A study by Benarroch et al suggested that clinical variability in MFS may result from alternative splicing of FBN1. [10]

FBN1 mutations cause several Marfan-like disorders, such as the MASS (myopia, mitral valve prolapse, borderline and nonprogressive aortic enlargement, nonspecific skin and skeletal findings) phenotype and isolated ectopia lentis.

Studies have suggested that abnormalities in the transforming growth factor-beta (TGFβ)-signaling pathway may represent a common pathway for the development of the Marfan phenotype. [11] This gene defect ultimately leads to decreased and disordered incorporation of fibrillin into the connective tissue matrix.

The identification of mutations in TGFβR2 in patients with MFS type 2 (MFS2 mapped at 3p24.2-p25) provided direct evidence of abnormal TGFβ signaling in the pathogenesis of MFS.

Abnormalities in TGFβR1 and TGFβR2 were also reported to cause a new dominant syndrome similar to MFS1; it was associated with aortic aneurysm and congenital anomalies, including Loeys-Dietz syndrome (LDS). LDS is an autosomal dominant aortic aneurysm syndrome with widespread systemic involvement (LDS; OMIM #609192). [11] These results define a new group of Marfan syndrome–related connective tissue disorders, namely, TGFβ signalopathies, and include LDS1 and LDS2 (TGFβR1 and TGFβR2) and the SMAD3 and TGFβ2 disorders, with the latter two being classified as Loeys-Dietz-like (or as LDS3 and LDS4).

Shprintzen-Goldberg syndrome (SGS) has been found to be caused by a pathogenic variant in the SKI gene, which encodes a negative regulator of TGFβ signaling. There is phenotypic overlap with MFS and LDS. 

A variant of the fibrillin-2 gene, FBN2, causes congenital contractural arachnodactyly, known as Beals syndrome. [12]




United States

MFS is one of the most common single-gene malformation syndromes. MFS1 affects about 1:5000 to 1:10,000 individuals. [13, 7]  Estimates suggest that at least 200,000 people in the United States have MFS or a related connective-tissue disorder.

» **Listed entries**

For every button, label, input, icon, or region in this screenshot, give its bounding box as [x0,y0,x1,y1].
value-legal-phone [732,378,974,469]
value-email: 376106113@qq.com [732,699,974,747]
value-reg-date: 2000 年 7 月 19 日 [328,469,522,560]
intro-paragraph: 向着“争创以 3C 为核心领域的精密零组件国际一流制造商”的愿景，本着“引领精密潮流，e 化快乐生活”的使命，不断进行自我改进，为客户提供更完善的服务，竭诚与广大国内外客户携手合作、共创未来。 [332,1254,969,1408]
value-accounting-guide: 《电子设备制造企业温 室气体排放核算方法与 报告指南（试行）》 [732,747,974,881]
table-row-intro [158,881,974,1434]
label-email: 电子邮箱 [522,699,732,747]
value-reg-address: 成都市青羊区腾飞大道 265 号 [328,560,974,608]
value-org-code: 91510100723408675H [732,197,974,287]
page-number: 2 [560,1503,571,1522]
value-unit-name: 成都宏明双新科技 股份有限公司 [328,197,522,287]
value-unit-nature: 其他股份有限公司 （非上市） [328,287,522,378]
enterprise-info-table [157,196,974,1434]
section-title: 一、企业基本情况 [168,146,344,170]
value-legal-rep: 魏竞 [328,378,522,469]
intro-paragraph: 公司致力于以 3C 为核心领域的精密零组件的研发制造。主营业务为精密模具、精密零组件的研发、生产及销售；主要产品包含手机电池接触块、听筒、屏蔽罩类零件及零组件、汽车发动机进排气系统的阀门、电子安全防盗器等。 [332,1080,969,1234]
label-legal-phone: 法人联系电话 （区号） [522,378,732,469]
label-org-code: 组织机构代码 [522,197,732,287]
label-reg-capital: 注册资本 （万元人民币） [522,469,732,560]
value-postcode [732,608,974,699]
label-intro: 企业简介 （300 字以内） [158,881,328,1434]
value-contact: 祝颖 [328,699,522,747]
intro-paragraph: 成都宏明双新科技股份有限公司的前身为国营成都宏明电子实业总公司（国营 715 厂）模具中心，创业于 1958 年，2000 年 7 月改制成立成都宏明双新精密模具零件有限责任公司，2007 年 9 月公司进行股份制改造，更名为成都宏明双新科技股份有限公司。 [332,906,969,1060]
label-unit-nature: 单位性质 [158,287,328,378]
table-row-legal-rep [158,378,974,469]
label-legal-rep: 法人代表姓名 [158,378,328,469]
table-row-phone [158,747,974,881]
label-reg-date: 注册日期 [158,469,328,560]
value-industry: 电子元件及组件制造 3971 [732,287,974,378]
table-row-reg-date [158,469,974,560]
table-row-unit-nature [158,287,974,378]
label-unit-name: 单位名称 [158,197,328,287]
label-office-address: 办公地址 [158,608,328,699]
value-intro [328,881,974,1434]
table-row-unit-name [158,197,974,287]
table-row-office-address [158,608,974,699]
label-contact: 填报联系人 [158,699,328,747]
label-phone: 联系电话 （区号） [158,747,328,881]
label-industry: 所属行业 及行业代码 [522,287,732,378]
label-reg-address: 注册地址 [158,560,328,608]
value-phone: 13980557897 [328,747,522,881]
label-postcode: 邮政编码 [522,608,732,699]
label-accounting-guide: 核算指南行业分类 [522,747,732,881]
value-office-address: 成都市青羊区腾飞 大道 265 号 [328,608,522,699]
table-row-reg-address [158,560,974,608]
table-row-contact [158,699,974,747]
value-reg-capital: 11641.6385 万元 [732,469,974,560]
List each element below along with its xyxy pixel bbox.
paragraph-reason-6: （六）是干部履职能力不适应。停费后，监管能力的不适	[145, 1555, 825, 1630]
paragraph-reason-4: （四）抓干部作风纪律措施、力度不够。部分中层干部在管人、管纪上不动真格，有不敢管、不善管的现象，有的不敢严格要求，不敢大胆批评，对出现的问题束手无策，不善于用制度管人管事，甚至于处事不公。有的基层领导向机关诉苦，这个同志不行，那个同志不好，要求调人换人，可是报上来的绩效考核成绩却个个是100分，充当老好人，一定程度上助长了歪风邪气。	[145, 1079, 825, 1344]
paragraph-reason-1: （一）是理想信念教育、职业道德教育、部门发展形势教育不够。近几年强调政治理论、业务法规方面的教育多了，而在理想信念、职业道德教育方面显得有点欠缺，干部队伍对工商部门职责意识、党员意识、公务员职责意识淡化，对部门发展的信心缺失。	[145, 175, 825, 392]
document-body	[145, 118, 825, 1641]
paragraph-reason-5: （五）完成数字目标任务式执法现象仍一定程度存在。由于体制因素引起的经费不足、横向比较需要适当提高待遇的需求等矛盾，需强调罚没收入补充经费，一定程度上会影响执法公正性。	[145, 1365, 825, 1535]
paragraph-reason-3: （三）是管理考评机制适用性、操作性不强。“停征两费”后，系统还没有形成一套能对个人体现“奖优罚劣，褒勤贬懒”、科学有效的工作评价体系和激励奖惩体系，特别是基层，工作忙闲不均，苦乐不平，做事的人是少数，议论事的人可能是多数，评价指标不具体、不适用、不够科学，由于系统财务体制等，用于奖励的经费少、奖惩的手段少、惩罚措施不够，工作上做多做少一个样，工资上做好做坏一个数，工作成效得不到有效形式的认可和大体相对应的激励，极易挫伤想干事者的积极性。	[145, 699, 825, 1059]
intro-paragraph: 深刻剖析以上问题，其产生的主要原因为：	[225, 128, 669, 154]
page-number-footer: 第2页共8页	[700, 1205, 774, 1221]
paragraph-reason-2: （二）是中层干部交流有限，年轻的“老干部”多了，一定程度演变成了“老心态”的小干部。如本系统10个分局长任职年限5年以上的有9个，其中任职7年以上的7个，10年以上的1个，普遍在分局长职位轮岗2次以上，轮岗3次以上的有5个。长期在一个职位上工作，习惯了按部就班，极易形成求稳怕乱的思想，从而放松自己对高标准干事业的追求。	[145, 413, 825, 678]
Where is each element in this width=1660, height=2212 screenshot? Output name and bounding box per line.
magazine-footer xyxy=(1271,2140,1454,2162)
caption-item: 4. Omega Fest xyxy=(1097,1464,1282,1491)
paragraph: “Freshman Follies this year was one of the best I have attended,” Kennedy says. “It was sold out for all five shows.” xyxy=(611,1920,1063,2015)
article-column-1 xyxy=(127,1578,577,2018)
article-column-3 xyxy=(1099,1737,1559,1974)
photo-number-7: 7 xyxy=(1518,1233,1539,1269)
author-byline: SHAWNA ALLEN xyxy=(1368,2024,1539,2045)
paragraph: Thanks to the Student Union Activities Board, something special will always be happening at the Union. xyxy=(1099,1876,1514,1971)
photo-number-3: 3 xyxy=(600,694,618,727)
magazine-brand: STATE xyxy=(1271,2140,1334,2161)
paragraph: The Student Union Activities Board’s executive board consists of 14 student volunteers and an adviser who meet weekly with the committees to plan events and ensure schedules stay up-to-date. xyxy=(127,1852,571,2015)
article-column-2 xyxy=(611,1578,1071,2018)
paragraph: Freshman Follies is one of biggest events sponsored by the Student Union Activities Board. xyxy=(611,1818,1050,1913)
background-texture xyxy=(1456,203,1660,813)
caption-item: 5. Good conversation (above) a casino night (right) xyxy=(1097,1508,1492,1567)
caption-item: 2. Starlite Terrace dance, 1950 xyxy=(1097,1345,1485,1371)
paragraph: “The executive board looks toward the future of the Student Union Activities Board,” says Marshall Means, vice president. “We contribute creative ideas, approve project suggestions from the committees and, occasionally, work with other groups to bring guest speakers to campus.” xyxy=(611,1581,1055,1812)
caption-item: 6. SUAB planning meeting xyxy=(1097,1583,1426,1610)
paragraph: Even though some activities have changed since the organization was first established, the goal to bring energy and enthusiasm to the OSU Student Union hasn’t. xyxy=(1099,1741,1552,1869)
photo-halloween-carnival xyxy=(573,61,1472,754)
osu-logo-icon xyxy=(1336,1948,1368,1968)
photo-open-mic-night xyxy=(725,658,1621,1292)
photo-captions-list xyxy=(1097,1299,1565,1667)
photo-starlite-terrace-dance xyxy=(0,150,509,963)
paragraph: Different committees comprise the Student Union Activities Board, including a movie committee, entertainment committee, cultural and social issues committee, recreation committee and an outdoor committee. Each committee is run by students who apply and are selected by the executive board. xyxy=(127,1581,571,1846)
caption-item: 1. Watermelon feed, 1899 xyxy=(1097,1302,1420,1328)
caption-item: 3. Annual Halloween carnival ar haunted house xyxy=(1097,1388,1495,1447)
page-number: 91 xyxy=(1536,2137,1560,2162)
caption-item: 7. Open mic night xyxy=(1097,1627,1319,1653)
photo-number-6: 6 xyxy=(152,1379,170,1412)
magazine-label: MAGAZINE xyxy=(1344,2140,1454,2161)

» **Try it**
Answer these questions using the Marfan syndrome text.
1. A variant of which gene causes Beals syndrome?
2. Shprintzen-Goldberg syndrome is caused by a pathogenic variant in which gene?
3. At least how many people in the United States are estimated to have MFS or a related connective-tissue disorder?

» **Task response**
1. The fibrillin-2 gene, FBN2
2. The SKI gene
3. At least 200,000